### Work to complete
Find all lines in the listing that include the word "Zapisz", then copy them.

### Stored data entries

::::

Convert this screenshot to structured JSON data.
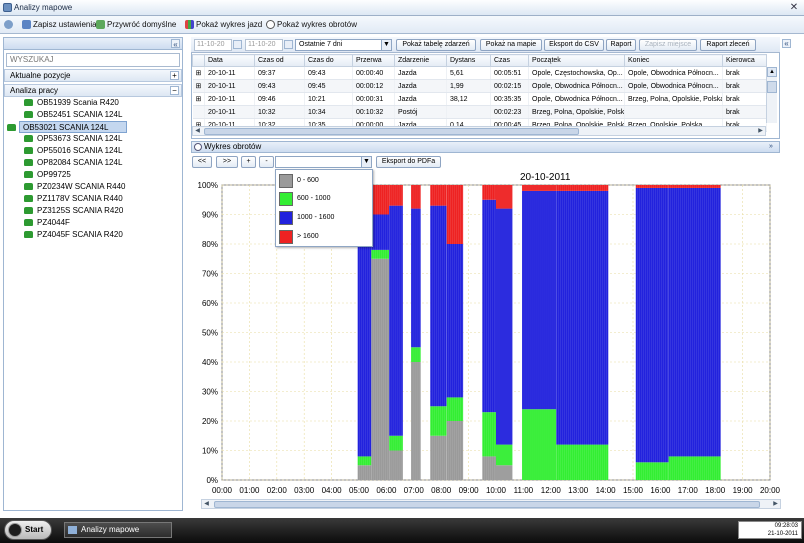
{
  "window": {
    "title": "Analizy mapowe"
  },
  "toolbar": {
    "save_settings": "Zapisz ustawienia",
    "restore_defaults": "Przywróć domyślne",
    "show_trip_chart": "Pokaż wykres jazd",
    "show_rpm_chart": "Pokaż wykres obrotów"
  },
  "left": {
    "search_placeholder": "WYSZUKAJ",
    "current_positions": "Aktualne pozycje",
    "work_analysis": "Analiza pracy",
    "vehicles": [
      "OB51939 Scania R420",
      "OB52451 SCANIA 124L",
      "OB53021 SCANIA 124L",
      "OP53673 SCANIA 124L",
      "OP55016 SCANIA 124L",
      "OP82084 SCANIA 124L",
      "OP99725",
      "PZ0234W SCANIA R440",
      "PZ1178V SCANIA R440",
      "PZ3125S SCANIA R420",
      "PZ4044F",
      "PZ4045F SCANIA R420"
    ],
    "selected_index": 2
  },
  "filter": {
    "date_from": "11-10-20",
    "date_to": "11-10-20",
    "period": "Ostatnie 7 dni",
    "buttons": {
      "show_events": "Pokaż tabelę zdarzeń",
      "show_on_map": "Pokaż na mapie",
      "export_csv": "Eksport do CSV",
      "report": "Raport",
      "save_place": "Zapisz miejsce",
      "order_report": "Raport zleceń"
    }
  },
  "table": {
    "headers": [
      "",
      "Data",
      "Czas od",
      "Czas do",
      "Przerwa",
      "Zdarzenie",
      "Dystans",
      "Czas",
      "Początek",
      "Koniec",
      "Kierowca"
    ],
    "rows": [
      [
        "⊞",
        "20-10-11",
        "09:37",
        "09:43",
        "00:00:40",
        "Jazda",
        "5,61",
        "00:05:51",
        "Opole, Częstochowska, Op...",
        "Opole, Obwodnica Północn...",
        "brak"
      ],
      [
        "⊞",
        "20-10-11",
        "09:43",
        "09:45",
        "00:00:12",
        "Jazda",
        "1,99",
        "00:02:15",
        "Opole, Obwodnica Północn...",
        "Opole, Obwodnica Północn...",
        "brak"
      ],
      [
        "⊞",
        "20-10-11",
        "09:46",
        "10:21",
        "00:00:31",
        "Jazda",
        "38,12",
        "00:35:35",
        "Opole, Obwodnica Północn...",
        "Brzeg, Polna, Opolskie, Polska",
        "brak"
      ],
      [
        "",
        "20-10-11",
        "10:32",
        "10:34",
        "00:10:32",
        "Postój",
        "",
        "00:02:23",
        "Brzeg, Polna, Opolskie, Polska",
        "",
        "brak"
      ],
      [
        "⊞",
        "20-10-11",
        "10:32",
        "10:35",
        "00:00:00",
        "Jazda",
        "0,14",
        "00:00:45",
        "Brzeg, Polna, Opolskie, Polska",
        "Brzeg, Opolskie, Polska",
        "brak"
      ]
    ]
  },
  "chart_panel": {
    "title": "Wykres obrotów",
    "nav_prev": "<<",
    "nav_next": ">>",
    "zoom_in": "+",
    "zoom_out": "-",
    "export_pdf": "Eksport do PDFa",
    "legend": [
      {
        "label": "0 - 600",
        "color": "#9a9a9a"
      },
      {
        "label": "600 - 1000",
        "color": "#33ee33"
      },
      {
        "label": "1000 - 1600",
        "color": "#2222dd"
      },
      {
        "label": "> 1600",
        "color": "#ee2222"
      }
    ]
  },
  "chart_data": {
    "type": "area",
    "title": "20-10-2011",
    "ylabel": "",
    "xlabel": "",
    "ylim": [
      0,
      100
    ],
    "yticks": [
      "0%",
      "10%",
      "20%",
      "30%",
      "40%",
      "50%",
      "60%",
      "70%",
      "80%",
      "90%",
      "100%"
    ],
    "xticks": [
      "00:00",
      "01:00",
      "02:00",
      "03:00",
      "04:00",
      "05:00",
      "06:00",
      "07:00",
      "08:00",
      "09:00",
      "10:00",
      "11:00",
      "12:00",
      "13:00",
      "14:00",
      "15:00",
      "16:00",
      "17:00",
      "18:00",
      "19:00",
      "20:00"
    ],
    "x_unit": "hour",
    "segments": [
      {
        "start": 4.95,
        "end": 5.45,
        "grey": 5,
        "green": 3,
        "blue": 85,
        "red": 7
      },
      {
        "start": 5.45,
        "end": 6.1,
        "grey": 75,
        "green": 3,
        "blue": 12,
        "red": 10
      },
      {
        "start": 6.1,
        "end": 6.6,
        "grey": 10,
        "green": 5,
        "blue": 78,
        "red": 7
      },
      {
        "start": 6.9,
        "end": 7.25,
        "grey": 40,
        "green": 5,
        "blue": 47,
        "red": 8
      },
      {
        "start": 7.6,
        "end": 8.2,
        "grey": 15,
        "green": 10,
        "blue": 68,
        "red": 7
      },
      {
        "start": 8.2,
        "end": 8.8,
        "grey": 20,
        "green": 8,
        "blue": 52,
        "red": 20
      },
      {
        "start": 9.5,
        "end": 10.0,
        "grey": 8,
        "green": 15,
        "blue": 72,
        "red": 5
      },
      {
        "start": 10.0,
        "end": 10.6,
        "grey": 5,
        "green": 7,
        "blue": 80,
        "red": 8
      },
      {
        "start": 10.95,
        "end": 12.2,
        "grey": 0,
        "green": 24,
        "blue": 74,
        "red": 2
      },
      {
        "start": 12.2,
        "end": 14.1,
        "grey": 0,
        "green": 12,
        "blue": 86,
        "red": 2
      },
      {
        "start": 15.1,
        "end": 16.3,
        "grey": 0,
        "green": 6,
        "blue": 93,
        "red": 1
      },
      {
        "start": 16.3,
        "end": 18.2,
        "grey": 0,
        "green": 8,
        "blue": 91,
        "red": 1
      }
    ]
  },
  "taskbar": {
    "start": "Start",
    "active_window": "Analizy mapowe",
    "time": "09:28:03",
    "date": "21-10-2011"
  }
}
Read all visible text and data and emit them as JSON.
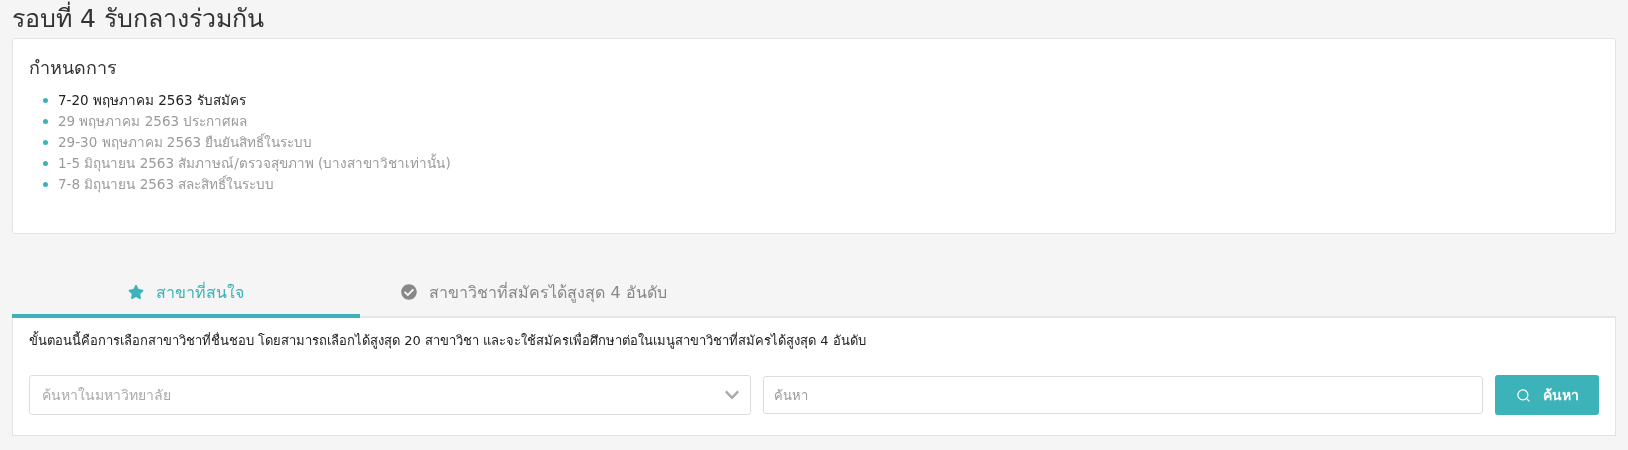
{
  "page_title": "รอบที่ 4 รับกลางร่วมกัน",
  "schedule": {
    "heading": "กำหนดการ",
    "items": [
      {
        "text": "7-20 พฤษภาคม 2563 รับสมัคร",
        "active": true
      },
      {
        "text": "29 พฤษภาคม 2563 ประกาศผล",
        "active": false
      },
      {
        "text": "29-30 พฤษภาคม 2563 ยืนยันสิทธิ์ในระบบ",
        "active": false
      },
      {
        "text": "1-5 มิถุนายน 2563 สัมภาษณ์/ตรวจสุขภาพ (บางสาขาวิชาเท่านั้น)",
        "active": false
      },
      {
        "text": "7-8 มิถุนายน 2563 สละสิทธิ์ในระบบ",
        "active": false
      }
    ]
  },
  "tabs": [
    {
      "label": "สาขาที่สนใจ",
      "kind": "star",
      "selected": true
    },
    {
      "label": "สาขาวิชาที่สมัครได้สูงสุด 4 อันดับ",
      "kind": "check",
      "selected": false
    }
  ],
  "panel": {
    "description": "ขั้นตอนนี้คือการเลือกสาขาวิชาที่ชื่นชอบ โดยสามารถเลือกได้สูงสุด 20 สาขาวิชา และจะใช้สมัครเพื่อศึกษาต่อในเมนูสาขาวิชาที่สมัครได้สูงสุด 4 อันดับ",
    "university_select": {
      "placeholder": "ค้นหาในมหาวิทยาลัย"
    },
    "search_field": {
      "placeholder": "ค้นหา"
    },
    "search_button": {
      "label": "ค้นหา"
    }
  }
}
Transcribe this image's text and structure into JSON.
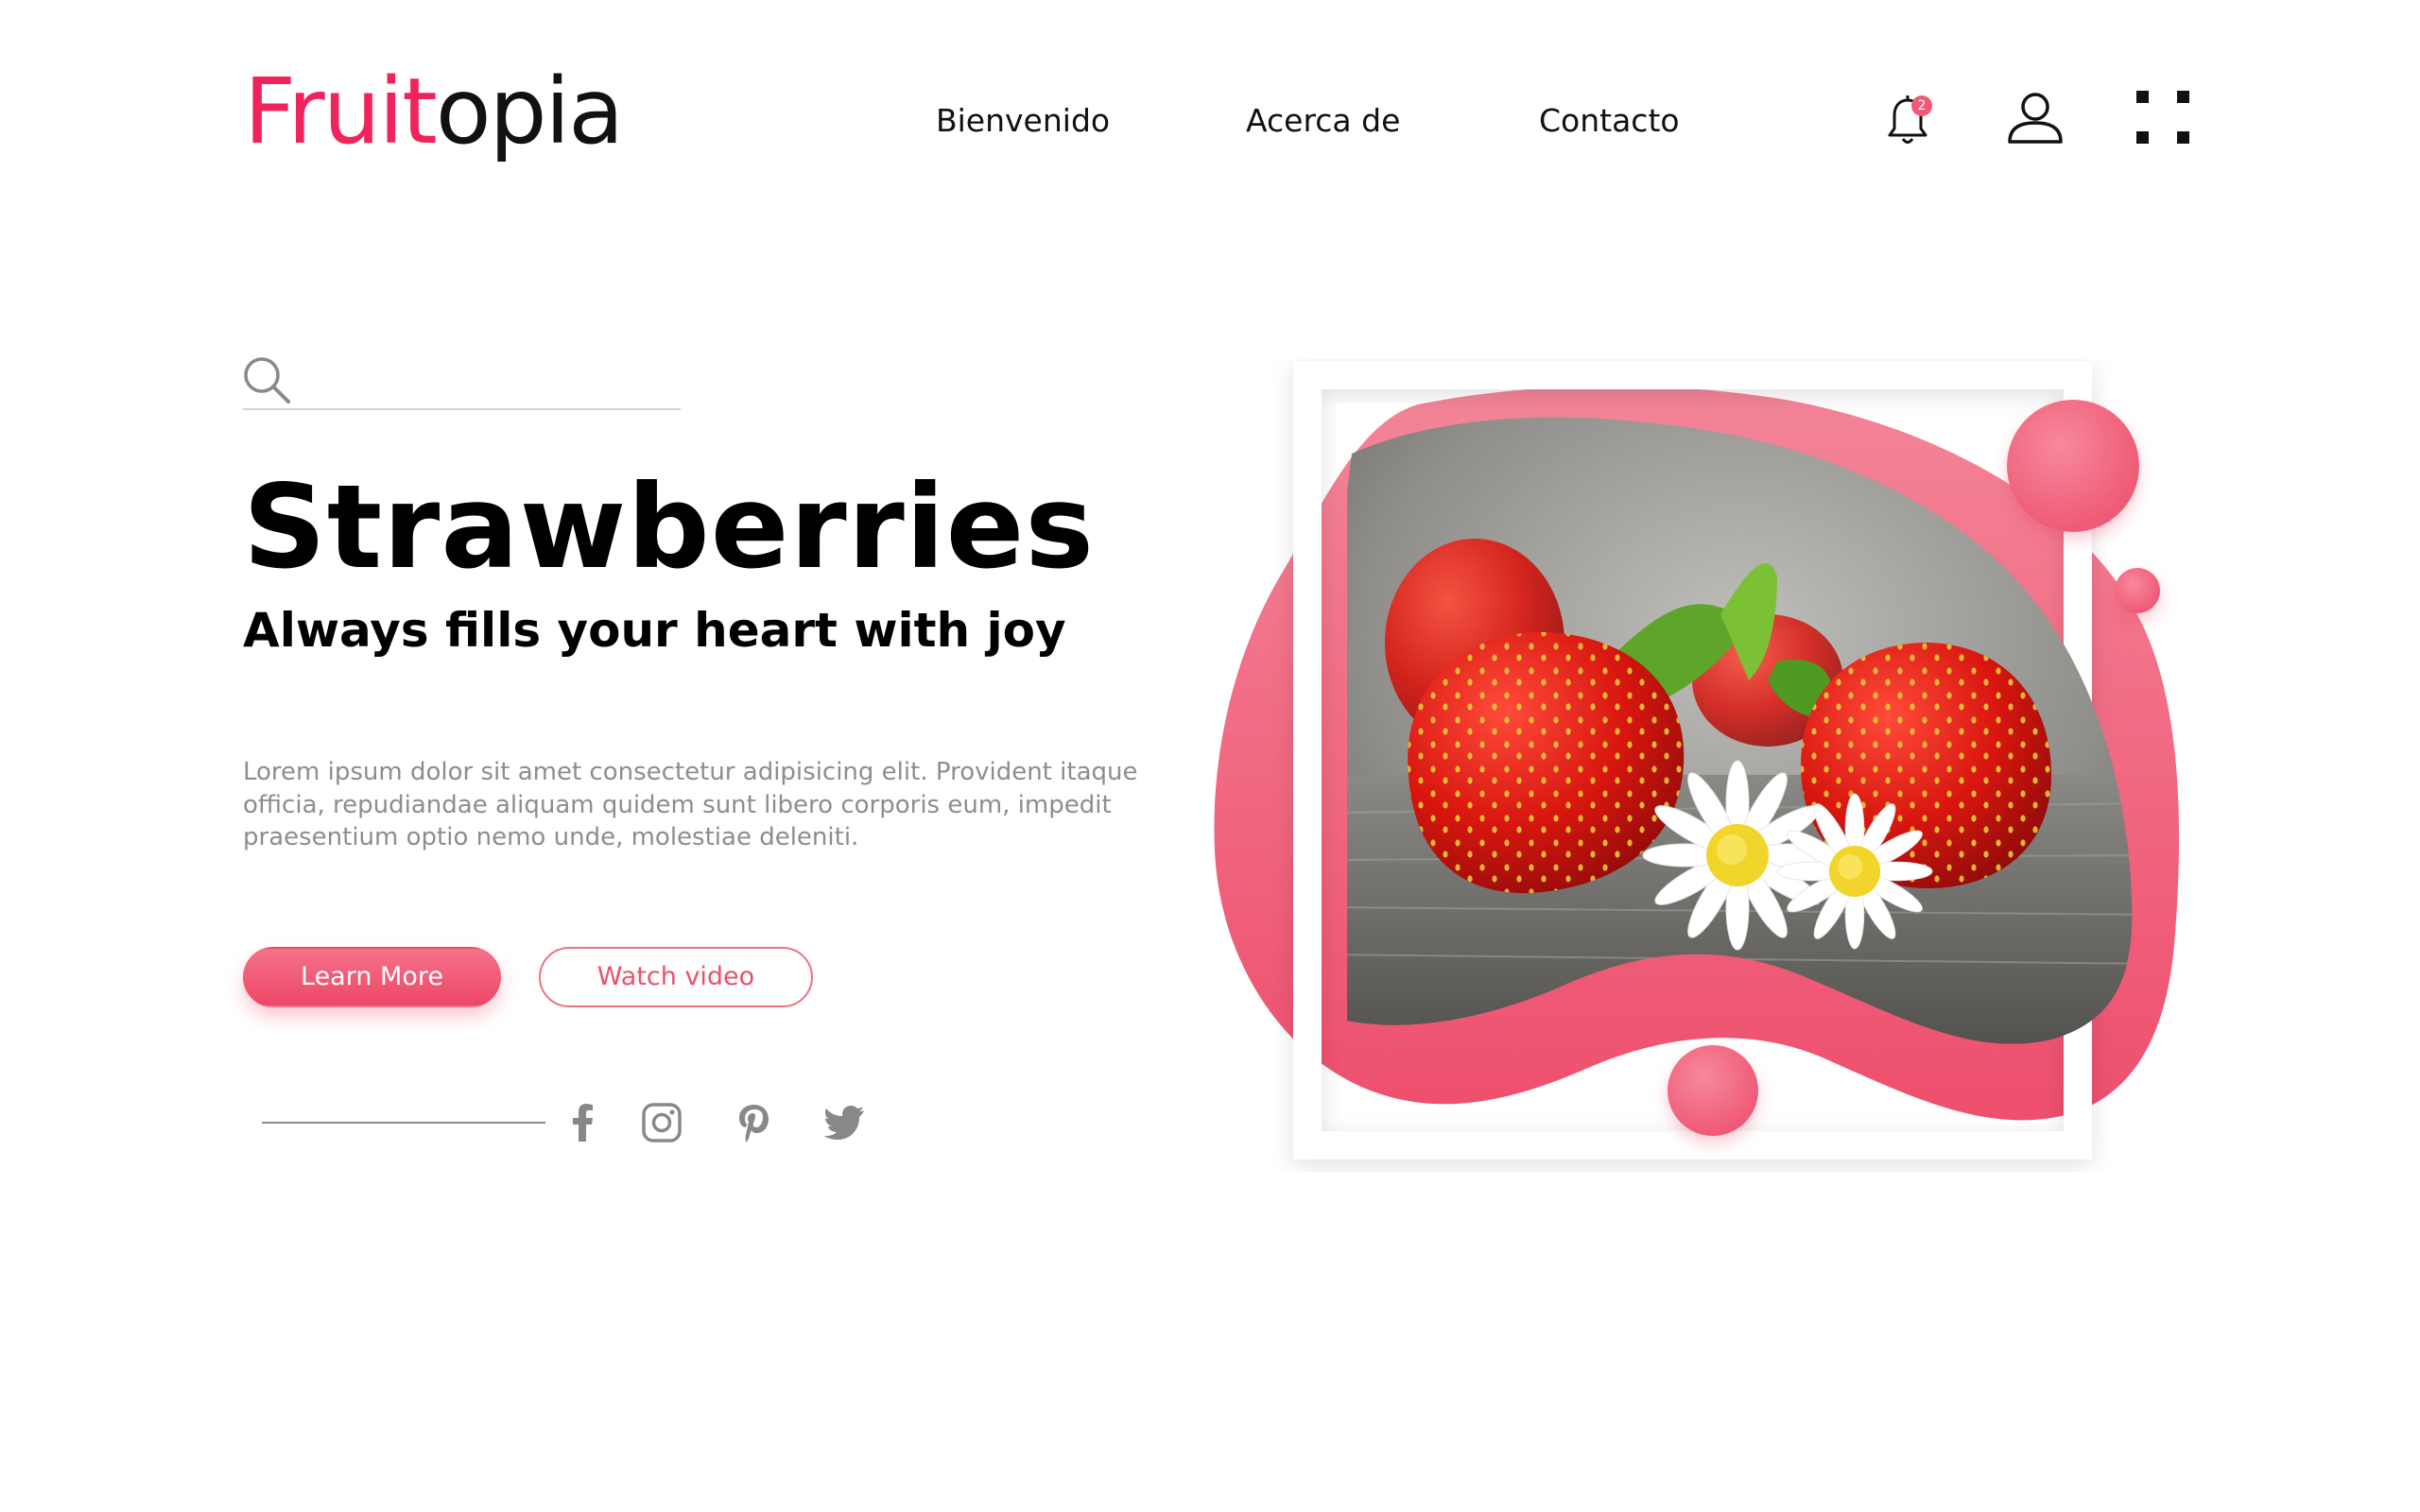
{
  "brand": {
    "logo_accent": "Fruit",
    "logo_rest": "opia",
    "accent_color": "#f0245c"
  },
  "nav": {
    "items": [
      {
        "label": "Bienvenido"
      },
      {
        "label": "Acerca de"
      },
      {
        "label": "Contacto"
      }
    ]
  },
  "header_icons": {
    "notification_badge": "2",
    "icons": [
      "bell-icon",
      "user-icon",
      "grid-menu-icon"
    ]
  },
  "search": {
    "placeholder": "",
    "icon": "search-icon"
  },
  "hero": {
    "title": "Strawberries",
    "subtitle": "Always fills your heart with joy",
    "description": "Lorem ipsum dolor sit amet consectetur adipisicing elit. Provident itaque officia, repudiandae aliquam quidem sunt libero corporis eum, impedit praesentium optio nemo unde, molestiae deleniti.",
    "primary_button": "Learn More",
    "secondary_button": "Watch video",
    "image_alt": "Strawberries with daisies on a wooden table"
  },
  "social": {
    "icons": [
      "facebook-icon",
      "instagram-icon",
      "pinterest-icon",
      "twitter-icon"
    ]
  },
  "colors": {
    "primary": "#ef5b77",
    "secondary_border": "#f07087",
    "text_muted": "#8d8d8d"
  }
}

::::

### Result of the exercise
    "save_settings": "Zapisz ustawienia",
      "save_place": "Zapisz miejsce",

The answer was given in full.